The Best Was Yet To Come.
Kaiyne Woolery, having demonstrated his remarkable pace a few times already, did brilliantly to beat Wardrop to the ball on the Airdrie right, cutting in and firing a low shot towards the near post, only for Currie to save with his foot. Having survived that hairy moment, Airdrie won themselves a freekick in almost the same spot as Motherwell had passed it all the way back from in the first half.
Scott Agnew lined it up as new loan signing Scott McGill made his debut from the bench. Rhys McCabe was standing by too, but surely that was for disguise purposes only?
Not a bit of it.
The former Queen Of The South midfielder opened his Airdrie account with aplomb, getting his wonderful shot up, over the wall and all the way into the top corner. Liam Kelly will argue that it was the sun in his eyes that stopped him getting to it, but the hit was a delightful one. It's a good thing that the Cup sponsors were in the vicinity, as it's a goal that deserves to be admired from multiple angles, again and again and again.
25 minutes left, plus the added time for two water breaks. Was this going to be a stomach-troubling, nail-demolishing, age-advancing last half hour or so?
No chance. Less than 15 minutes later, Airdrie put the seal on the deal. Gabby McGill had made his debut from the bench as well now, and it was his strong run into the box that sparked the killer move off. He turned it out to the fantastic Matty McDonald, who squared it up for Scott McGill. He took one touch, then a second to carve himself some shooting space, and clobbered it into the far corner, leaving Kelly with absolutely no chance. You knew it was in the moment it left his foot. You couldn't quite believe it, mind you, but there we were. Another goal deserving of the TV coverage.
It Was Happening.
Having failed to do much of anything in response to the opening goal, Motherwell weren't going to mount a late rescue job, even with the water break time to stick on at the end. As soon as it went 2-0, you just knew it was safe. The derby was being won, the scalp was being taken and the rats were leaving the sinking ship as soon as the McGill's strike hit the net, serenaded out the door by a few verses of that perennial get-it-up-ye classic, 'cheerio cheerio cheerio'.

> [Supplied material]
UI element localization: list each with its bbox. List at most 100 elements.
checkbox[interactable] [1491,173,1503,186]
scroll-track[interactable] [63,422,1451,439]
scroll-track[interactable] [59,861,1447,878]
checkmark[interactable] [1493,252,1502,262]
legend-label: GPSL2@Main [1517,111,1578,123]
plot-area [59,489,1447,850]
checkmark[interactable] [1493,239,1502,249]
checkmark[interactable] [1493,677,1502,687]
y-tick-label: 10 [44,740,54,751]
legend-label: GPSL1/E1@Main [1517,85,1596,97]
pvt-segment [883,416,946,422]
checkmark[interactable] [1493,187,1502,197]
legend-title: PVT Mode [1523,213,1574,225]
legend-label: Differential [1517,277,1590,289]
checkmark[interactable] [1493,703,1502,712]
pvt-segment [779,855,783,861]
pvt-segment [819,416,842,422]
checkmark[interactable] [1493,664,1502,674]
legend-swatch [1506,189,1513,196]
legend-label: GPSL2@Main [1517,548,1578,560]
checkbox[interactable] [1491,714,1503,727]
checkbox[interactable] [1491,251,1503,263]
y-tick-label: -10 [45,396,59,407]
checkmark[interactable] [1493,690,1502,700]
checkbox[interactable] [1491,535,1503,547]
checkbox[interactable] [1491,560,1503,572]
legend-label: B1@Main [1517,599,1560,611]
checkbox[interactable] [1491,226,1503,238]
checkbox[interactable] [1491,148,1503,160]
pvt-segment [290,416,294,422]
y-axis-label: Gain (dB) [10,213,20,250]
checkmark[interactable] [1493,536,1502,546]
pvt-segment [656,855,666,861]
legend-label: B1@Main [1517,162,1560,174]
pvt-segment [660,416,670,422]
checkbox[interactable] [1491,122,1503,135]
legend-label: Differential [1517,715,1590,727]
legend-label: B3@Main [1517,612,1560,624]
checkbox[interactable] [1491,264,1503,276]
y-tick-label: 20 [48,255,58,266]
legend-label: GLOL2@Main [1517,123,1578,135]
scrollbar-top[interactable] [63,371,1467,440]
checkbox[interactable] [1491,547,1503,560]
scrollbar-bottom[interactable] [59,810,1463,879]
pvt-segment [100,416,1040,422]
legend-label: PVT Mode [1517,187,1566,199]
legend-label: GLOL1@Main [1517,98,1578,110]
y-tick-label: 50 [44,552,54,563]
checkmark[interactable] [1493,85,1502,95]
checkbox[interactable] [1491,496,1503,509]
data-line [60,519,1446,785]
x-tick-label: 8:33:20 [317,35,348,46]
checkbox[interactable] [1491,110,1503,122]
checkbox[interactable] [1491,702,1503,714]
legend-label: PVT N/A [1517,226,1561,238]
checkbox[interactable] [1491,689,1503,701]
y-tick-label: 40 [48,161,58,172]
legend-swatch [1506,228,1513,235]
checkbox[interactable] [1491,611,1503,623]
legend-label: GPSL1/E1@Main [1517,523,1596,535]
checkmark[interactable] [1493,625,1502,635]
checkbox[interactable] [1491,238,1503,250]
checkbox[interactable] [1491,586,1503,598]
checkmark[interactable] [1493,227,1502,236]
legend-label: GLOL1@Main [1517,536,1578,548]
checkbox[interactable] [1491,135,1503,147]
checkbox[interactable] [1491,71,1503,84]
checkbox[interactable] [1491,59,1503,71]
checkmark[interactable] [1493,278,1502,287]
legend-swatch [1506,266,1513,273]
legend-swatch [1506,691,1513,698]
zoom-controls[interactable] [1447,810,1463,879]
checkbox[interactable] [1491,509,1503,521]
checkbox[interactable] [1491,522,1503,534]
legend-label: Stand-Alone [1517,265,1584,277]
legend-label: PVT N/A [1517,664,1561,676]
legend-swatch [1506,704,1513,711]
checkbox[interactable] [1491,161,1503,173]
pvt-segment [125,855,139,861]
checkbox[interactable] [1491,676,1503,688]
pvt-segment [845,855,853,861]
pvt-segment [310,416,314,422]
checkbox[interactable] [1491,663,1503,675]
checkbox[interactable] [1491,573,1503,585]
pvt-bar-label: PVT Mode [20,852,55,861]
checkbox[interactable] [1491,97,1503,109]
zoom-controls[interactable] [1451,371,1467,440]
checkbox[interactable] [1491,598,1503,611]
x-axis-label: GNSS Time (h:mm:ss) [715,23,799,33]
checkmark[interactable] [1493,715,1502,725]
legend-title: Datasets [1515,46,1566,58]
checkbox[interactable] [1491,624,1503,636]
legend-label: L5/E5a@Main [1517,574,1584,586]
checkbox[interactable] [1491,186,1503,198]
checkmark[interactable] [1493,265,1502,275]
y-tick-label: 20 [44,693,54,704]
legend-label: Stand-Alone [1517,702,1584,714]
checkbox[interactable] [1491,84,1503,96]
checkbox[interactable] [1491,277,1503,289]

> [What to work on]
1 > Summarize the match report in two sentences.
2 > Rewrite the match report from "It Was Happening." to "classic, 'cheerio cheerio cheerio'.", inclusive, renaming "Motherwell" as "their opponents".
3 > Take the match report further, picking up after its final sentence.

> [Answer set]
1 > After Currie saved a low shot from Kaiyne Woolery, Rhys McCabe put Airdrie ahead with a free kick that went over the wall and into the top corner. Less than 15 minutes later, Scott McGill scored a second goal from a move started by Gabby McGill and set up by Matty McDonald, and Motherwell never looked like mounting a late rescue.

2 >
It Was Happening.
Having failed to do much of anything in response to the opening goal, their opponents weren't going to mount a late rescue job, even with the water break time to stick on at the end. As soon as it went 2-0, you just knew it was safe. The derby was being won, the scalp was being taken and the rats were leaving the sinking ship as soon as the McGill's strike hit the net, serenaded out the door by a few verses of that perennial get-it-up-ye classic, 'cheerio cheerio cheerio'.

3 >
It's hard to blame them for beating feet outta dodge. Their team quite simply surrendered. In the second half in particular, Airdrie ran over the top of them, beat them to every ball, smashed into tackles, moved them around, passed into the acres of space they kept leaving in the centre of the park and thoroughly merited their win.
With Airdrie undergoing what seems like the largest squad turnover in some time this summer, it remains very much a work in progress and there's no way of knowing how this result will figure come the end of the season. A sign of things to come in a year of triumph, or a glorious outlier in an otherwise damp squib? For now, it doesn't really matter. For now, glorifying is being done. For now, all eyes are turned to Dumfries, with Airdrie well positioned to win the group if they can get the better of Queen Of The South.
It's hard to know if we saw Airdrie clicking for the first time this pre-season, Motherwell being dreadfully short of where they ought to be, or a bit of both.
Based purely on that showing, you'd be forgiven for forecasting that this is two teams who will play themselves into next years' Championship in completely contrasting ways. Alas, there's still 6 weeks or so left in the transfer window and a hell of a lot of football to be played.
Maybe it was just one of those derby games. One of those nights football throws you a bone.
Whatever it was, it was beautiful.
And It Was Ours.
Airdrie For The Cup. Whit Cup? Any Cup.